From the entries provided below, copy each line that contains the word "Dolan".

Data supplied »
— BEGIN —

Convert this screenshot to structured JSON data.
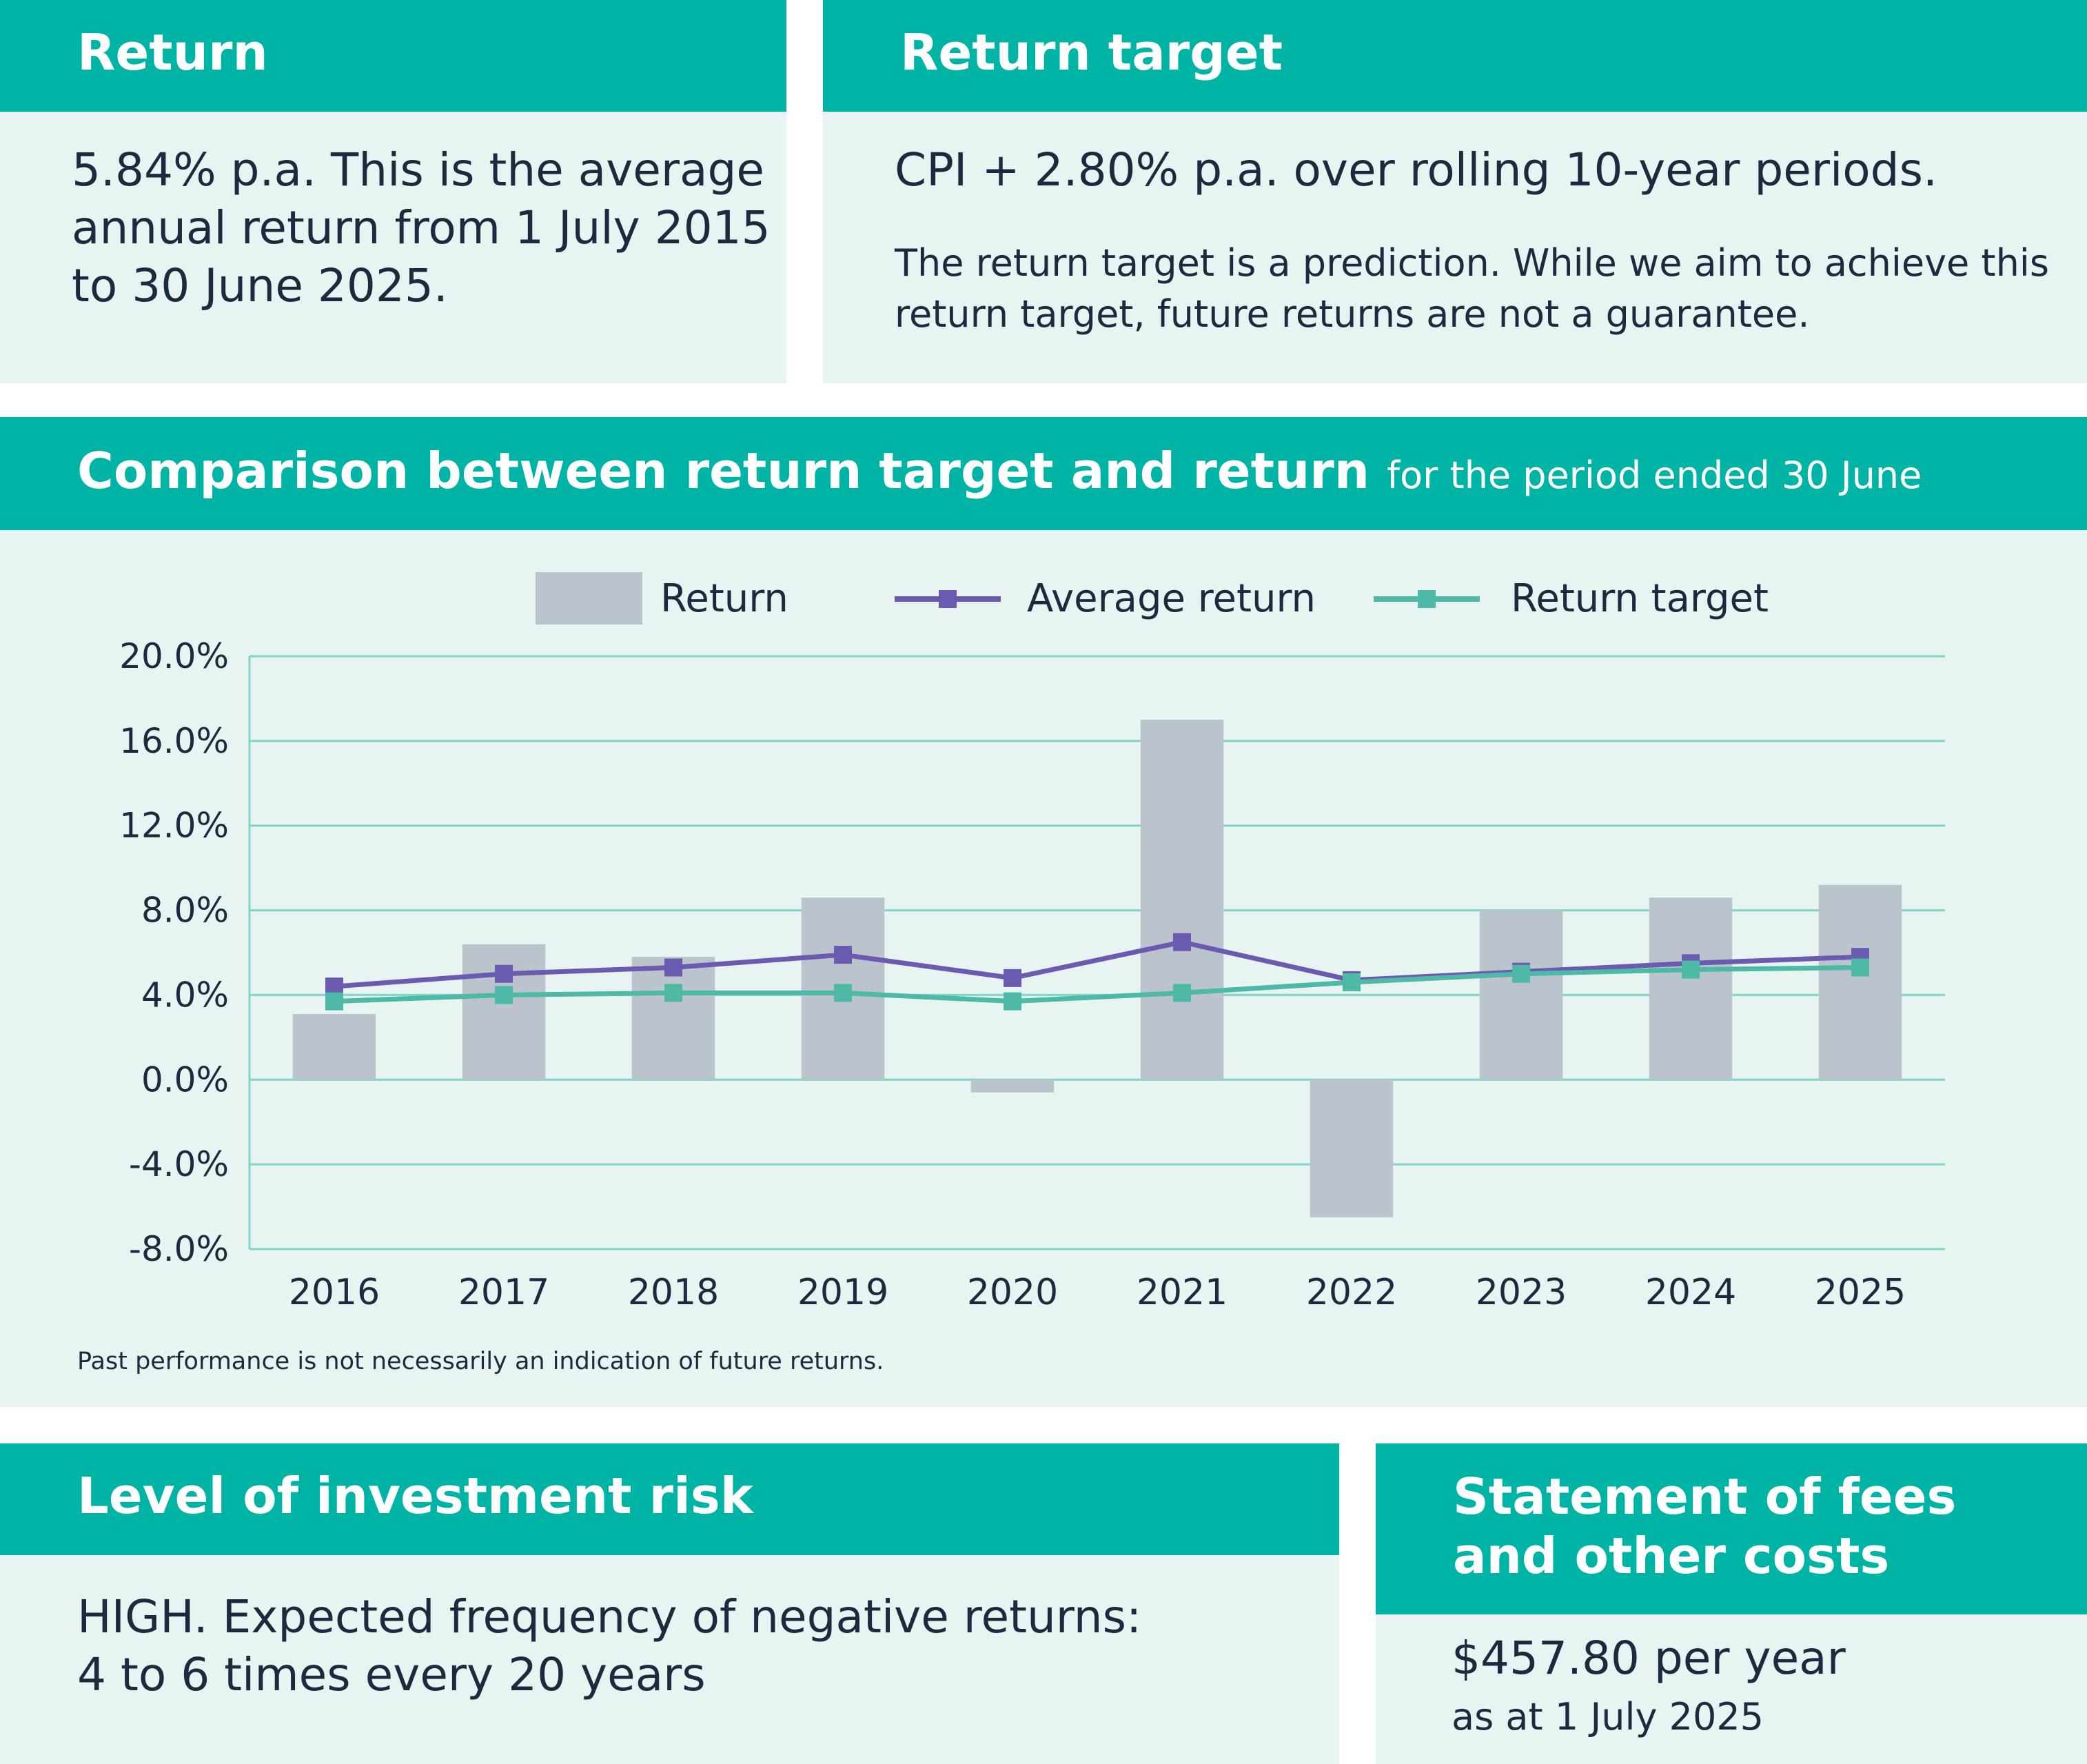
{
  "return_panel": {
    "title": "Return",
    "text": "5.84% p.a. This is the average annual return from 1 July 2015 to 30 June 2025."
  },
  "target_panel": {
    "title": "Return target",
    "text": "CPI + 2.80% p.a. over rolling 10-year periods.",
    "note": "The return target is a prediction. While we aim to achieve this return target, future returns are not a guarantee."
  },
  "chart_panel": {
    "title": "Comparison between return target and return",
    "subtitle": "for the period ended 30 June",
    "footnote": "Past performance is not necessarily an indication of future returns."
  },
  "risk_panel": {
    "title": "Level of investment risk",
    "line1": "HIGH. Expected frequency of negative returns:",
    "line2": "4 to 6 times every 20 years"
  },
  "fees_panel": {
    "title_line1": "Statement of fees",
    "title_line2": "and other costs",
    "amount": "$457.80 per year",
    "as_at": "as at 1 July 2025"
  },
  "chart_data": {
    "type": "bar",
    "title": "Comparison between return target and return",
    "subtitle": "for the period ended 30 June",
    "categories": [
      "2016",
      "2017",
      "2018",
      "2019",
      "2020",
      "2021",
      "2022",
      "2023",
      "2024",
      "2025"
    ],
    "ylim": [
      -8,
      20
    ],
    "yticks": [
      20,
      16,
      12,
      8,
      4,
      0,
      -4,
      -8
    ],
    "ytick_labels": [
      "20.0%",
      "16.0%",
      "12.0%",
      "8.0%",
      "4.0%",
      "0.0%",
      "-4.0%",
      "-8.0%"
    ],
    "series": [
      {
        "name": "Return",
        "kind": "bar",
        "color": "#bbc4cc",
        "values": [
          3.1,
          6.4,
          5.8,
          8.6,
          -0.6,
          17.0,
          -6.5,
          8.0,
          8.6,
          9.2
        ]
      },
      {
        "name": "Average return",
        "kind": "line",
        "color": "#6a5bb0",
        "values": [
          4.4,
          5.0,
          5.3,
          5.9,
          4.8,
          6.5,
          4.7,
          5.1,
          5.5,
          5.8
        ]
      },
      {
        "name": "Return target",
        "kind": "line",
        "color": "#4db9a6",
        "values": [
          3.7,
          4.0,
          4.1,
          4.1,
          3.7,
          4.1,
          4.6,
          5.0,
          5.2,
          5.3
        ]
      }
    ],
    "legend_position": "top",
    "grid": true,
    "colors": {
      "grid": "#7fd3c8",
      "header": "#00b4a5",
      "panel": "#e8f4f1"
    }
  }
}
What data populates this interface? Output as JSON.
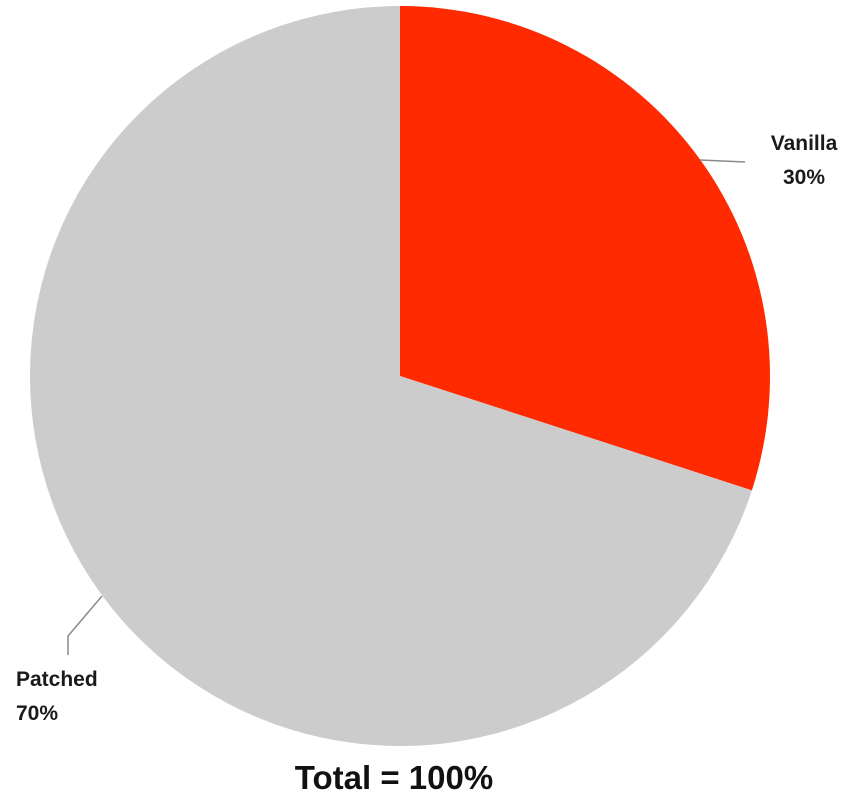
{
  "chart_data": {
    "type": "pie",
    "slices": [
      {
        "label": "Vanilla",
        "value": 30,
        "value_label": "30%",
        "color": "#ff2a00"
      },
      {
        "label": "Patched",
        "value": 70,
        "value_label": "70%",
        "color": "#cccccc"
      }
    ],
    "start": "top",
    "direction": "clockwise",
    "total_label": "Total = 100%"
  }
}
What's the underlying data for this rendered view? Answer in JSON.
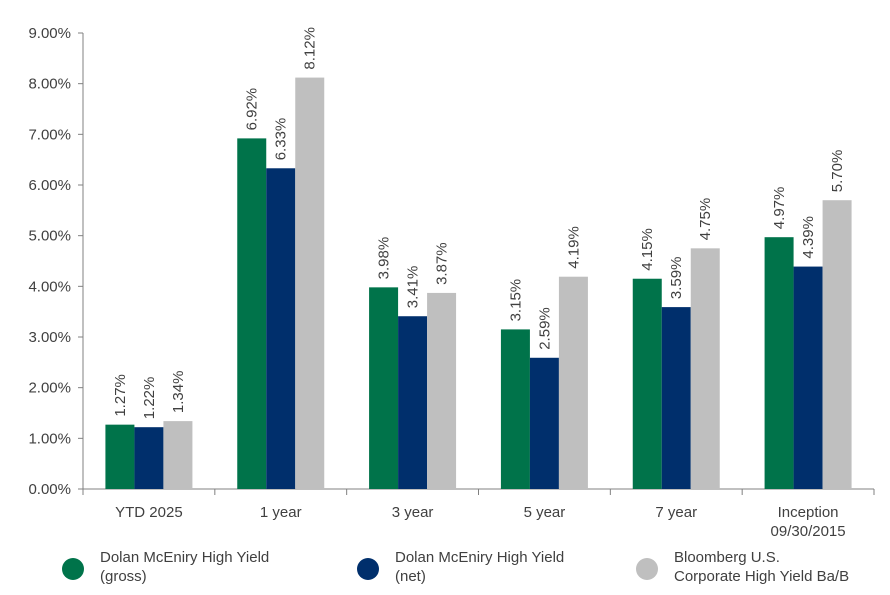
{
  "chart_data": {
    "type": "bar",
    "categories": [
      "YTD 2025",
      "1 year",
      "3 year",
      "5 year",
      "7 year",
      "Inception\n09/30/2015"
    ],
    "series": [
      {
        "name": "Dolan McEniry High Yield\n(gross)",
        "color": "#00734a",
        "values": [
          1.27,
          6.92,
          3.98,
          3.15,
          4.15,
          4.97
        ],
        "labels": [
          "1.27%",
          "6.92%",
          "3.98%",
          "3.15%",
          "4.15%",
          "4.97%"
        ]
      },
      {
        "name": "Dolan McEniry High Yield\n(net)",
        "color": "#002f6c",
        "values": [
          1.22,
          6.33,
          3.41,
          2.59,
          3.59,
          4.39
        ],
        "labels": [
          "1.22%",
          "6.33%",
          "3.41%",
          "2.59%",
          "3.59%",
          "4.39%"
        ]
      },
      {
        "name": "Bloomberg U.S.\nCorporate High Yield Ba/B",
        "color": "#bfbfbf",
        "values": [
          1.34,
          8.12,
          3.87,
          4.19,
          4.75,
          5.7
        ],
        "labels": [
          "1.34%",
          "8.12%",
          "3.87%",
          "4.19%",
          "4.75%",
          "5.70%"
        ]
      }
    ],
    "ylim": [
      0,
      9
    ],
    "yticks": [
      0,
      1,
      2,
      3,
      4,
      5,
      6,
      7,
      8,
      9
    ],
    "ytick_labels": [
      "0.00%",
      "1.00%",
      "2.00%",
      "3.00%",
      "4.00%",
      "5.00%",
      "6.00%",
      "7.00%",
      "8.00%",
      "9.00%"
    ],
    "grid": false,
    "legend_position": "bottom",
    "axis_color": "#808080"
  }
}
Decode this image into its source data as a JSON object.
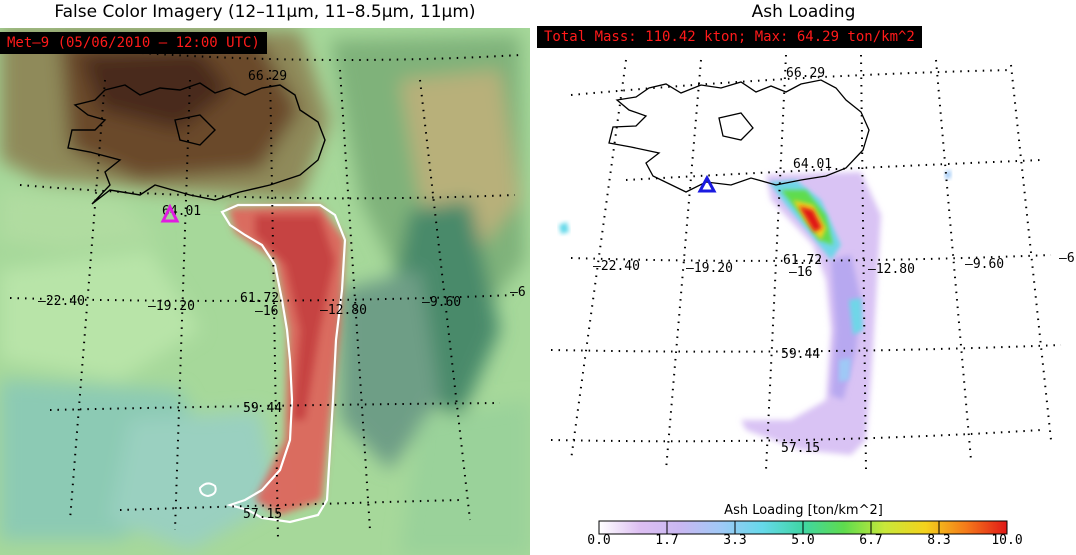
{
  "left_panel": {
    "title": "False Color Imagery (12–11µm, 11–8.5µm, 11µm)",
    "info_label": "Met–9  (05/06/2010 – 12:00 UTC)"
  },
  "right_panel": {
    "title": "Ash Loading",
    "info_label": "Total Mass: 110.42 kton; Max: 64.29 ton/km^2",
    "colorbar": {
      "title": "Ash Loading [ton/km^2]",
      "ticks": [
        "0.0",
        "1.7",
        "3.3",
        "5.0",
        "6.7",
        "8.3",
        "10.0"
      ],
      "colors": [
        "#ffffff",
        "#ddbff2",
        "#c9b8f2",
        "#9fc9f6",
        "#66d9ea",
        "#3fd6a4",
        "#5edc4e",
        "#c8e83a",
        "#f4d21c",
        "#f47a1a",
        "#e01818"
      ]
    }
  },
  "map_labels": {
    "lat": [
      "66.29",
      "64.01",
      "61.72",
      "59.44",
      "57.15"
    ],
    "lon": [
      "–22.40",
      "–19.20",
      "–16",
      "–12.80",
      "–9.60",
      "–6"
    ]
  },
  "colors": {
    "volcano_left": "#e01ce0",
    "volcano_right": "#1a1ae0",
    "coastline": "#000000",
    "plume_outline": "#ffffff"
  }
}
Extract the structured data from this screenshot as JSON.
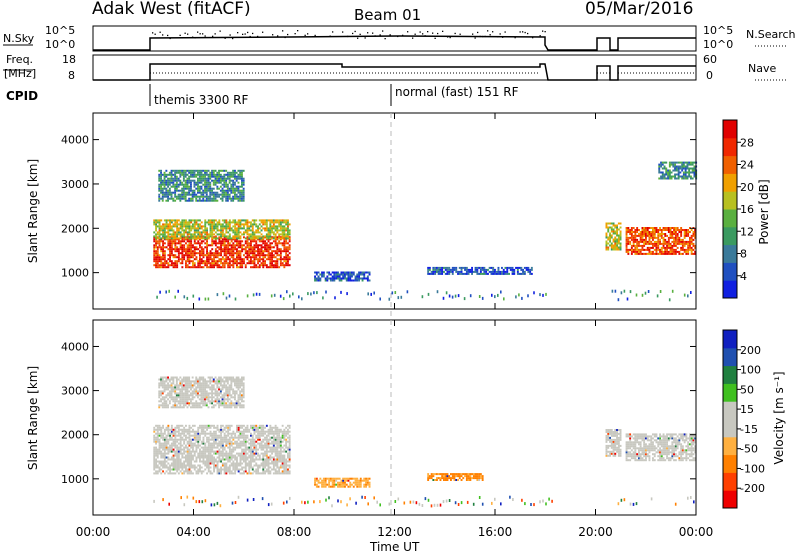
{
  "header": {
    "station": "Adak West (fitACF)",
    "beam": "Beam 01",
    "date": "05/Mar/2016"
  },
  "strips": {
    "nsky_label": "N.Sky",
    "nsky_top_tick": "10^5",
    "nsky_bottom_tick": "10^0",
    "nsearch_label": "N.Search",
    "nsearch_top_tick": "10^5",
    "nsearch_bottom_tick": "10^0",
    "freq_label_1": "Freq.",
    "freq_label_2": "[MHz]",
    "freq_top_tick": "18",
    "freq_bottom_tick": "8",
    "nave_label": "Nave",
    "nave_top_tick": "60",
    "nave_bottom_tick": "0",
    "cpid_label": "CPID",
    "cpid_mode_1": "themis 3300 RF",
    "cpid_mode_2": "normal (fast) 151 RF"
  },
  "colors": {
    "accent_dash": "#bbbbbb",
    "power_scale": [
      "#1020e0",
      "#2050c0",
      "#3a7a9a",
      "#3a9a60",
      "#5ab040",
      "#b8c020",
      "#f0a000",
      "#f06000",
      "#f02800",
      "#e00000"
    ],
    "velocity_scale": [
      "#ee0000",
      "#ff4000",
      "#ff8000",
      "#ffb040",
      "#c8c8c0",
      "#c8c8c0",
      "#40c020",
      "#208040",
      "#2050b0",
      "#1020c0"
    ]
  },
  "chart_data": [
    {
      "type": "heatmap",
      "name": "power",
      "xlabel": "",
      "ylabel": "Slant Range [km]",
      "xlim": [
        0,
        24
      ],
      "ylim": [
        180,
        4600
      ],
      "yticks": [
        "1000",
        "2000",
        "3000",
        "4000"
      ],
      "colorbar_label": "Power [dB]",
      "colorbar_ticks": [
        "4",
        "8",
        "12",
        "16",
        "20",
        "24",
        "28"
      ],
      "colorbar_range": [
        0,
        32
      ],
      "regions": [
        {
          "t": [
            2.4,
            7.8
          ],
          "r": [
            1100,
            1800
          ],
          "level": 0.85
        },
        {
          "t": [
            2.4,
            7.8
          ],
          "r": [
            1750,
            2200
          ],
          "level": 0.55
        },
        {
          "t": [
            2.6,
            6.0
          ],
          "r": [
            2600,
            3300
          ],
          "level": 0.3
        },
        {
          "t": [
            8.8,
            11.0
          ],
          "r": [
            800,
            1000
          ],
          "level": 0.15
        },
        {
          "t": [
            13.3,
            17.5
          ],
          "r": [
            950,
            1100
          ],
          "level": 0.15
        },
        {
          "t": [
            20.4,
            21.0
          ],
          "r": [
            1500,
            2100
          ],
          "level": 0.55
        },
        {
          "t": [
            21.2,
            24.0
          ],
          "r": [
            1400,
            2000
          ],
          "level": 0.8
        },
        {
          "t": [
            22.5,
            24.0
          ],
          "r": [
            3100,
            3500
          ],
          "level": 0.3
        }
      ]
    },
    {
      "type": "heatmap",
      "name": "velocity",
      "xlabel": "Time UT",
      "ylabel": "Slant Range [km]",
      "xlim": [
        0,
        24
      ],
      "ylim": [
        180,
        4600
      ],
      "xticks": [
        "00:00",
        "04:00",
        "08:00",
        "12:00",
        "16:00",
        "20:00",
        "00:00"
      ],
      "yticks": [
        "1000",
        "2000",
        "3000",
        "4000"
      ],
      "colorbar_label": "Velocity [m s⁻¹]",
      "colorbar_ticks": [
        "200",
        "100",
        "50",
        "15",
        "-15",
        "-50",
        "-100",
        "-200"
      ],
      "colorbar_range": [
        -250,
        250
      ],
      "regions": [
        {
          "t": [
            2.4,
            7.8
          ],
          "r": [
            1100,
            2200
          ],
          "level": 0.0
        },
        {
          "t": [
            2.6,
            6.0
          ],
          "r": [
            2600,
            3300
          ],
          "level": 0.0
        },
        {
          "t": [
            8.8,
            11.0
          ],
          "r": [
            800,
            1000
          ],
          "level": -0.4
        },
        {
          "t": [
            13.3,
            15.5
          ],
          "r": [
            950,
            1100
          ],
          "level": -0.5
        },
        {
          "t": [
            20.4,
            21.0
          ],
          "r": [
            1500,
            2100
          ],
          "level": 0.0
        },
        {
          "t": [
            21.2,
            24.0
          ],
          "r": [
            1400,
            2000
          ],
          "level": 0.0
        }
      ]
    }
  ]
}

— END —

Final answer »
        "name": "Dolan McEniry High Yield\n(gross)",
        "name": "Dolan McEniry High Yield\n(net)",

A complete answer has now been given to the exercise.